**INFORMATION SUPPLIED:**
-----

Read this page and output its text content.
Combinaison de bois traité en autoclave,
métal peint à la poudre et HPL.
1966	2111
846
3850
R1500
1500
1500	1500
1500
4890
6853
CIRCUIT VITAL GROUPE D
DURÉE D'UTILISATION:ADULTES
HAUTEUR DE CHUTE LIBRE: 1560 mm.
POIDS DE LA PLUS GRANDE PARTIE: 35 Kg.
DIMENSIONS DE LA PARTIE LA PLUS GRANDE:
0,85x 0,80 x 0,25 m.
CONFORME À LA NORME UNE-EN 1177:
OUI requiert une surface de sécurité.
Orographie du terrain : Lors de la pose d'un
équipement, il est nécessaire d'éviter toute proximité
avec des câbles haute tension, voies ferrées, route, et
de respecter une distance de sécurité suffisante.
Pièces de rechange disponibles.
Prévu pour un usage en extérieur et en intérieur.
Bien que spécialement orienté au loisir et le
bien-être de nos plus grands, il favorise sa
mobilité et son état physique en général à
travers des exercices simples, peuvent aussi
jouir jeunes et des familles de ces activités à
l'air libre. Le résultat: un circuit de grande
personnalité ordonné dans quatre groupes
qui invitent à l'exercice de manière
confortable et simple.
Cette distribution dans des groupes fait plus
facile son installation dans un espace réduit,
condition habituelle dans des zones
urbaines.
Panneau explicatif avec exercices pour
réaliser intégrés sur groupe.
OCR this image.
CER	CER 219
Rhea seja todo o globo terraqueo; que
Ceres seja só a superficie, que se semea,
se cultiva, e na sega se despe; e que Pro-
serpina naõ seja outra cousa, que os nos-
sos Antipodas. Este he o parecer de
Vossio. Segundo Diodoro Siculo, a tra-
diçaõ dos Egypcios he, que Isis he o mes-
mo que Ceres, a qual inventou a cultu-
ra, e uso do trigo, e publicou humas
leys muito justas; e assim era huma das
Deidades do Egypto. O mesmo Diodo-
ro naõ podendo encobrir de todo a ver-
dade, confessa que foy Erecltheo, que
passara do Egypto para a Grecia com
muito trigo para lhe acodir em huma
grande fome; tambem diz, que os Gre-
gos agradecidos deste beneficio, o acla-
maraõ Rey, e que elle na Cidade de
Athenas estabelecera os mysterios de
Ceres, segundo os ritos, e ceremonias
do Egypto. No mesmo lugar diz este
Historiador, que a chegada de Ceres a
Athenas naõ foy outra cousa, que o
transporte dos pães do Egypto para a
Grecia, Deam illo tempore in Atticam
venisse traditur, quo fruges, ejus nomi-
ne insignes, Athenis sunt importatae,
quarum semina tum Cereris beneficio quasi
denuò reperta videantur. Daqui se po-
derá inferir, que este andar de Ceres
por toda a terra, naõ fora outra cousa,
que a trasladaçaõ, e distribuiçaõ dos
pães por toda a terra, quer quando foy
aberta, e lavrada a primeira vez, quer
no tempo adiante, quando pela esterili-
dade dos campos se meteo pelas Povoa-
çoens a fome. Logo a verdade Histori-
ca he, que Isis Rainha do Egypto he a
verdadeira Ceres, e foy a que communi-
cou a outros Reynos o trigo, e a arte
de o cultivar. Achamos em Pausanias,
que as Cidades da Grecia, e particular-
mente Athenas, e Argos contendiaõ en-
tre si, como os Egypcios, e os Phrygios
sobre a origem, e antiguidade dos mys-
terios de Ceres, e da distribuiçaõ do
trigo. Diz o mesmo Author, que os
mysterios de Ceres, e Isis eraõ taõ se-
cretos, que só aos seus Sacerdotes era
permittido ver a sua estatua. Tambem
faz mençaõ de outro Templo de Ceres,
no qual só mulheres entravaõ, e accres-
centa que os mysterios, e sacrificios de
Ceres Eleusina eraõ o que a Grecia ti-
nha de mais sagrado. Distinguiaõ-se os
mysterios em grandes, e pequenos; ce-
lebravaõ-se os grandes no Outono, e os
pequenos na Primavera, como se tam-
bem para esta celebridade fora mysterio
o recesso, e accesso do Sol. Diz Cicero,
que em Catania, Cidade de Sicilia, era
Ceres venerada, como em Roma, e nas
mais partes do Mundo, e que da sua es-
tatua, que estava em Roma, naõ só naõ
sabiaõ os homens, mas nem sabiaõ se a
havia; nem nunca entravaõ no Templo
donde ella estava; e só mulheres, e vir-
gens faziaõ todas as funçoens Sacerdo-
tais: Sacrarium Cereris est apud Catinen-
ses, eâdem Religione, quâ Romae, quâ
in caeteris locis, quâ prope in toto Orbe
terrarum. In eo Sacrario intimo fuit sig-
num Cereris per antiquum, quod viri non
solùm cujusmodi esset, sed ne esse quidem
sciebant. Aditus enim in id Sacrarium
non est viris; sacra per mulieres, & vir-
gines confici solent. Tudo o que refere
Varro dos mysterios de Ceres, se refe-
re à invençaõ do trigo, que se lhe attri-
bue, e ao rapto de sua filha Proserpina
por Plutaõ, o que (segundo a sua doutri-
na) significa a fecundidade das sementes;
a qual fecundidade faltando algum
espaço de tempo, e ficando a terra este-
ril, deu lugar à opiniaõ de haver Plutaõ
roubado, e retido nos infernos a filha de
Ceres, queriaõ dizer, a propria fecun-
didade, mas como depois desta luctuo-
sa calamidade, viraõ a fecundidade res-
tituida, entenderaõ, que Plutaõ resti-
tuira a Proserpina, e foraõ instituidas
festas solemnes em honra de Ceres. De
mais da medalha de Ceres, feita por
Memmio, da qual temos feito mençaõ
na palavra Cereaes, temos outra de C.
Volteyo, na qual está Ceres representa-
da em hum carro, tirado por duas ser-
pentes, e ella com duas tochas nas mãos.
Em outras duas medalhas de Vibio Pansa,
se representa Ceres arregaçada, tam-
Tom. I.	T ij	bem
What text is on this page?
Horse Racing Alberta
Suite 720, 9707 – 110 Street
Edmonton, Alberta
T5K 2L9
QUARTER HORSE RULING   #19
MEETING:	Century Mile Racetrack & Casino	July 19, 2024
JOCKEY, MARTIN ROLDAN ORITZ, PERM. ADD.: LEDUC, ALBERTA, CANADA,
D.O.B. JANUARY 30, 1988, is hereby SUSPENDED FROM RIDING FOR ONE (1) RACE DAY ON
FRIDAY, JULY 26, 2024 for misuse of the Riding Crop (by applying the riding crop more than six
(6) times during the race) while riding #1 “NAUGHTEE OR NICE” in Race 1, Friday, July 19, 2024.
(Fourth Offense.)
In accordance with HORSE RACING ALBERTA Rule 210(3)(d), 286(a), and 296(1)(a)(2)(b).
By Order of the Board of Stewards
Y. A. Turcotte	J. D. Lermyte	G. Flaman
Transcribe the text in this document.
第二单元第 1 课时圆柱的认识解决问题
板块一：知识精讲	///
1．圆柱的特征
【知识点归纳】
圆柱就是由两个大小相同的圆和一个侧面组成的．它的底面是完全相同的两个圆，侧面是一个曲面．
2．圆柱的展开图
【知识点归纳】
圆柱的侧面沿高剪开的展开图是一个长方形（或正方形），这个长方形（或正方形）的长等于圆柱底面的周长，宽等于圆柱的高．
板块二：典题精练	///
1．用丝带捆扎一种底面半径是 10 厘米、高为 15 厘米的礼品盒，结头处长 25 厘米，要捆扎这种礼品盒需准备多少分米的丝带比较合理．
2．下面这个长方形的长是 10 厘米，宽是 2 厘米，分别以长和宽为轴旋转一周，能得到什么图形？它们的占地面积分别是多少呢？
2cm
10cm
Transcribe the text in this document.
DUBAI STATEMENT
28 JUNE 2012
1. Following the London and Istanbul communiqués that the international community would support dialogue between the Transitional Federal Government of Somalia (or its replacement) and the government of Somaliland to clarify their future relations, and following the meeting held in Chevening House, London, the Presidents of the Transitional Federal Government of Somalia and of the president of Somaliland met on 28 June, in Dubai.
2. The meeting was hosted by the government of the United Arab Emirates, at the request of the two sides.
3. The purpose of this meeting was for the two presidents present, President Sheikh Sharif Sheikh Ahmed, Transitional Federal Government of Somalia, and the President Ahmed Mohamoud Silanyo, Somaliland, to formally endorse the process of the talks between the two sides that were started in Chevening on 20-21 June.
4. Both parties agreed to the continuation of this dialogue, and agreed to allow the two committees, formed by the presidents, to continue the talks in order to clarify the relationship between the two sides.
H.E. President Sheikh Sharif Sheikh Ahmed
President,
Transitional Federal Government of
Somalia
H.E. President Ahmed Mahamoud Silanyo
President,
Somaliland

-----

**WHAT YOU WILL DO:** Go through the records. Copy each line where "representa" appears.

**RESULT OF THE EXERCISE:**
Volteyo, na qual está Ceres representa-
se representa Ceres arregaçada, tam-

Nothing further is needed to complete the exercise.